▶ Directions
Leave out the images and repeat the listing below without a single change.

▶ Data to use

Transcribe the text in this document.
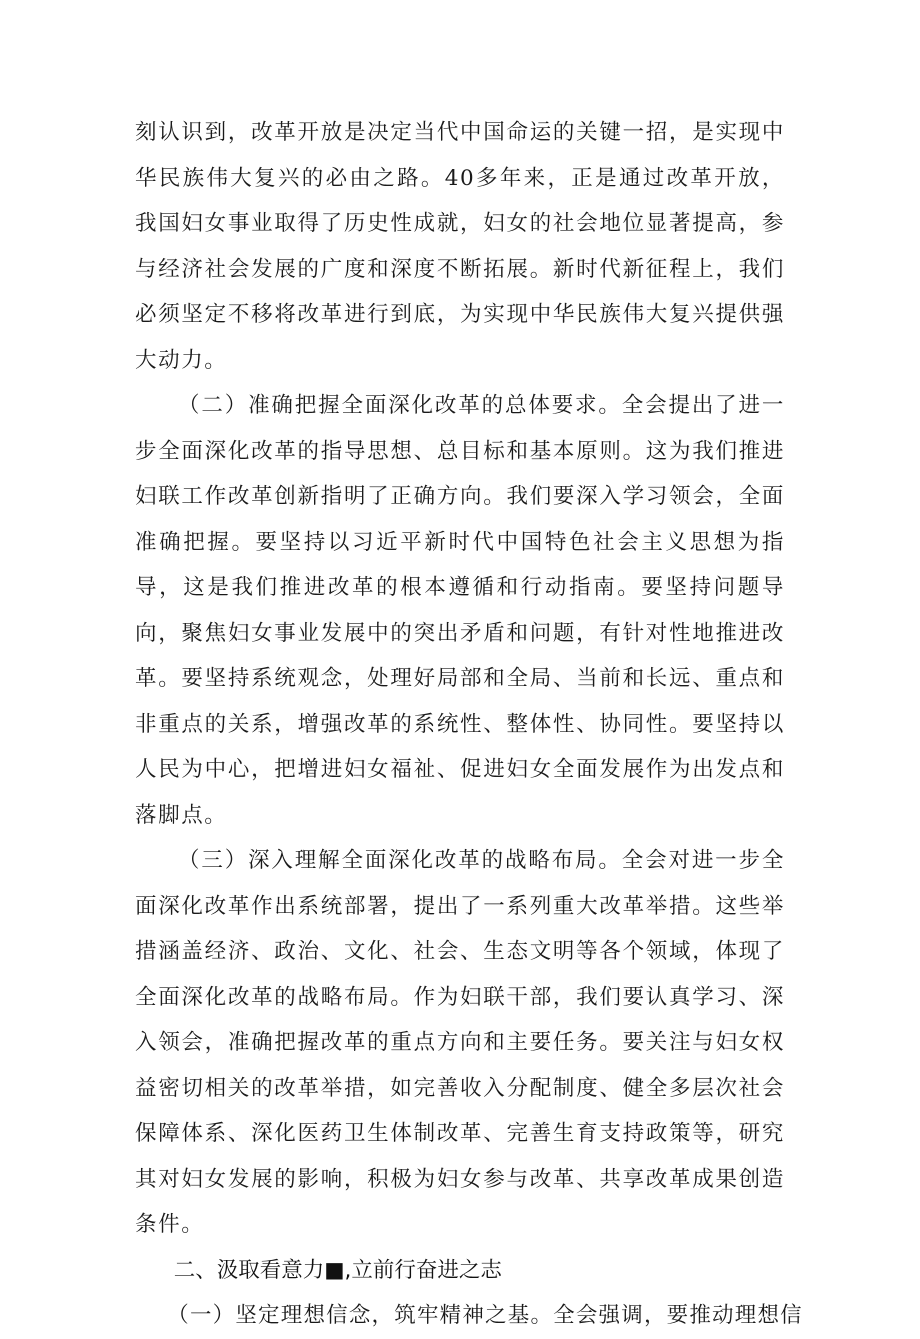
刻认识到，改革开放是决定当代中国命运的关键一招，是实现中华民族伟大复兴的必由之路。40多年来，正是通过改革开放，我国妇女事业取得了历史性成就，妇女的社会地位显著提高，参与经济社会发展的广度和深度不断拓展。新时代新征程上，我们必须坚定不移将改革进行到底，为实现中华民族伟大复兴提供强大动力。

（二）准确把握全面深化改革的总体要求。全会提出了进一步全面深化改革的指导思想、总目标和基本原则。这为我们推进妇联工作改革创新指明了正确方向。我们要深入学习领会，全面准确把握。要坚持以习近平新时代中国特色社会主义思想为指导，这是我们推进改革的根本遵循和行动指南。要坚持问题导向，聚焦妇女事业发展中的突出矛盾和问题，有针对性地推进改革。要坚持系统观念，处理好局部和全局、当前和长远、重点和非重点的关系，增强改革的系统性、整体性、协同性。要坚持以人民为中心，把增进妇女福祉、促进妇女全面发展作为出发点和落脚点。

（三）深入理解全面深化改革的战略布局。全会对进一步全面深化改革作出系统部署，提出了一系列重大改革举措。这些举措涵盖经济、政治、文化、社会、生态文明等各个领域，体现了全面深化改革的战略布局。作为妇联干部，我们要认真学习、深入领会，准确把握改革的重点方向和主要任务。要关注与妇女权益密切相关的改革举措，如完善收入分配制度、健全多层次社会保障体系、深化医药卫生体制改革、完善生育支持政策等，研究其对妇女发展的影响，积极为妇女参与改革、共享改革成果创造条件。

二、汲取看意力■,立前行奋进之志

（一）坚定理想信念，筑牢精神之基。全会强调，要推动理想信
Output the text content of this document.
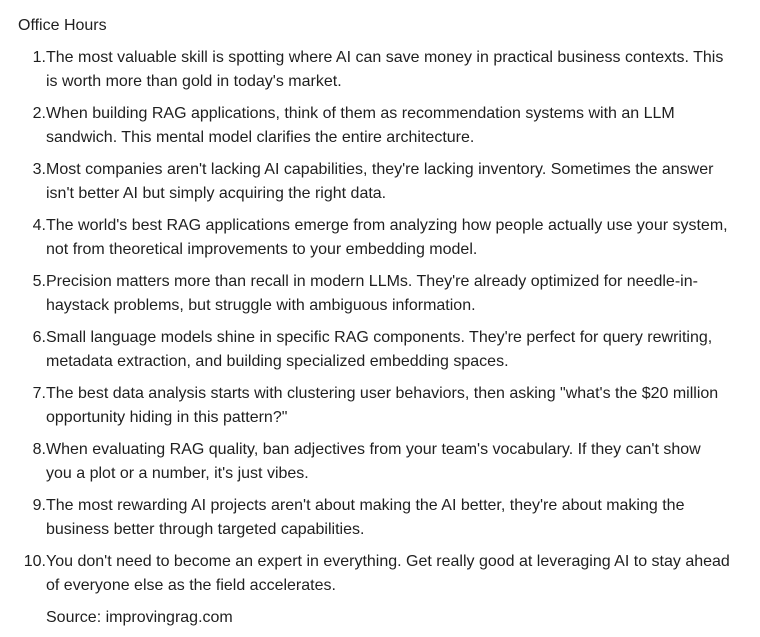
Office Hours
1. The most valuable skill is spotting where AI can save money in practical business contexts. This is worth more than gold in today's market.
2. When building RAG applications, think of them as recommendation systems with an LLM sandwich. This mental model clarifies the entire architecture.
3. Most companies aren't lacking AI capabilities, they're lacking inventory. Sometimes the answer isn't better AI but simply acquiring the right data.
4. The world's best RAG applications emerge from analyzing how people actually use your system, not from theoretical improvements to your embedding model.
5. Precision matters more than recall in modern LLMs. They're already optimized for needle-in-haystack problems, but struggle with ambiguous information.
6. Small language models shine in specific RAG components. They're perfect for query rewriting, metadata extraction, and building specialized embedding spaces.
7. The best data analysis starts with clustering user behaviors, then asking "what's the $20 million opportunity hiding in this pattern?"
8. When evaluating RAG quality, ban adjectives from your team's vocabulary. If they can't show you a plot or a number, it's just vibes.
9. The most rewarding AI projects aren't about making the AI better, they're about making the business better through targeted capabilities.
10. You don't need to become an expert in everything. Get really good at leveraging AI to stay ahead of everyone else as the field accelerates.
Source: improvingrag.com
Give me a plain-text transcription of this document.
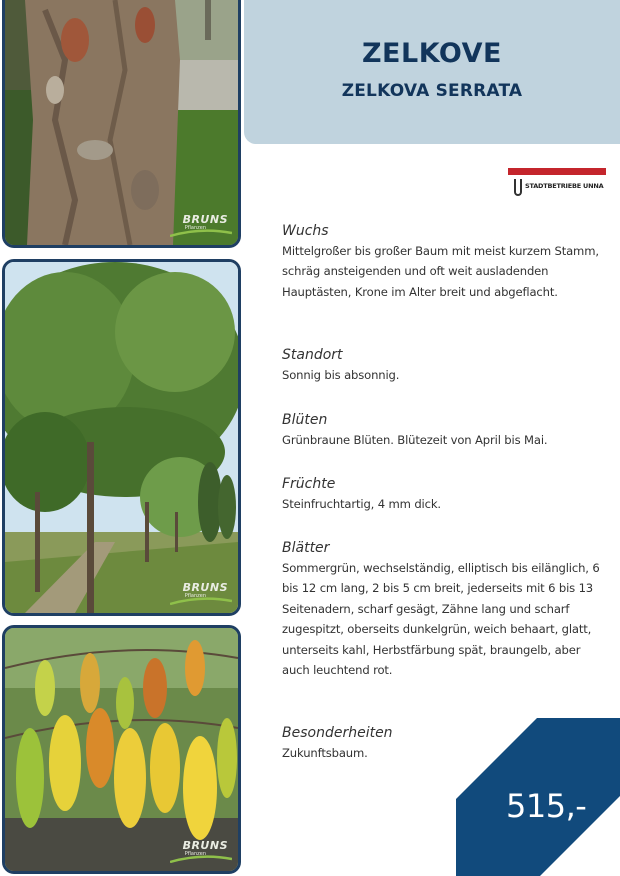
BRUNS
Pflanzen
BRUNS
Pflanzen
BRUNS
Pflanzen
ZELKOVE
ZELKOVA SERRATA
STADTBETRIEBE UNNA
Wuchs

Mittelgroßer bis großer Baum mit meist kurzem Stamm, schräg ansteigenden und oft weit ausladenden Hauptästen, Krone im Alter breit und abgeflacht.

Standort

Sonnig bis absonnig.

Blüten

Grünbraune Blüten. Blütezeit von April bis Mai.

Früchte

Steinfruchtartig, 4 mm dick.

Blätter

Sommergrün, wechselständig, elliptisch bis eilänglich, 6 bis 12 cm lang, 2 bis 5 cm breit, jederseits mit 6 bis 13 Seitenadern, scharf gesägt, Zähne lang und scharf zugespitzt, oberseits dunkelgrün, weich behaart, glatt, unterseits kahl, Herbstfärbung spät, braungelb, aber auch leuchtend rot.

Besonderheiten

Zukunftsbaum.

515,-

▶ Answer to the task
Transcribe the text in this document.
刻认识到，改革开放是决定当代中国命运的关键一招，是实现中华民族伟大复兴的必由之路。40多年来，正是通过改革开放，我国妇女事业取得了历史性成就，妇女的社会地位显著提高，参与经济社会发展的广度和深度不断拓展。新时代新征程上，我们必须坚定不移将改革进行到底，为实现中华民族伟大复兴提供强大动力。

（二）准确把握全面深化改革的总体要求。全会提出了进一步全面深化改革的指导思想、总目标和基本原则。这为我们推进妇联工作改革创新指明了正确方向。我们要深入学习领会，全面准确把握。要坚持以习近平新时代中国特色社会主义思想为指导，这是我们推进改革的根本遵循和行动指南。要坚持问题导向，聚焦妇女事业发展中的突出矛盾和问题，有针对性地推进改革。要坚持系统观念，处理好局部和全局、当前和长远、重点和非重点的关系，增强改革的系统性、整体性、协同性。要坚持以人民为中心，把增进妇女福祉、促进妇女全面发展作为出发点和落脚点。

（三）深入理解全面深化改革的战略布局。全会对进一步全面深化改革作出系统部署，提出了一系列重大改革举措。这些举措涵盖经济、政治、文化、社会、生态文明等各个领域，体现了全面深化改革的战略布局。作为妇联干部，我们要认真学习、深入领会，准确把握改革的重点方向和主要任务。要关注与妇女权益密切相关的改革举措，如完善收入分配制度、健全多层次社会保障体系、深化医药卫生体制改革、完善生育支持政策等，研究其对妇女发展的影响，积极为妇女参与改革、共享改革成果创造条件。

二、汲取看意力■,立前行奋进之志

（一）坚定理想信念，筑牢精神之基。全会强调，要推动理想信
Output the text content of this document.
Office Hours
1. The most valuable skill is spotting where AI can save money in practical business contexts. This is worth more than gold in today's market.
2. When building RAG applications, think of them as recommendation systems with an LLM sandwich. This mental model clarifies the entire architecture.
3. Most companies aren't lacking AI capabilities, they're lacking inventory. Sometimes the answer isn't better AI but simply acquiring the right data.
4. The world's best RAG applications emerge from analyzing how people actually use your system, not from theoretical improvements to your embedding model.
5. Precision matters more than recall in modern LLMs. They're already optimized for needle-in-haystack problems, but struggle with ambiguous information.
6. Small language models shine in specific RAG components. They're perfect for query rewriting, metadata extraction, and building specialized embedding spaces.
7. The best data analysis starts with clustering user behaviors, then asking "what's the $20 million opportunity hiding in this pattern?"
8. When evaluating RAG quality, ban adjectives from your team's vocabulary. If they can't show you a plot or a number, it's just vibes.
9. The most rewarding AI projects aren't about making the AI better, they're about making the business better through targeted capabilities.
10. You don't need to become an expert in everything. Get really good at leveraging AI to stay ahead of everyone else as the field accelerates.
Source: improvingrag.com
Give me a plain-text transcription of this document.
BRUNS
Pflanzen
BRUNS
Pflanzen
BRUNS
Pflanzen
ZELKOVE
ZELKOVA SERRATA
STADTBETRIEBE UNNA
Wuchs

Mittelgroßer bis großer Baum mit meist kurzem Stamm, schräg ansteigenden und oft weit ausladenden Hauptästen, Krone im Alter breit und abgeflacht.

Standort

Sonnig bis absonnig.

Blüten

Grünbraune Blüten. Blütezeit von April bis Mai.

Früchte

Steinfruchtartig, 4 mm dick.

Blätter

Sommergrün, wechselständig, elliptisch bis eilänglich, 6 bis 12 cm lang, 2 bis 5 cm breit, jederseits mit 6 bis 13 Seitenadern, scharf gesägt, Zähne lang und scharf zugespitzt, oberseits dunkelgrün, weich behaart, glatt, unterseits kahl, Herbstfärbung spät, braungelb, aber auch leuchtend rot.

Besonderheiten

Zukunftsbaum.

515,-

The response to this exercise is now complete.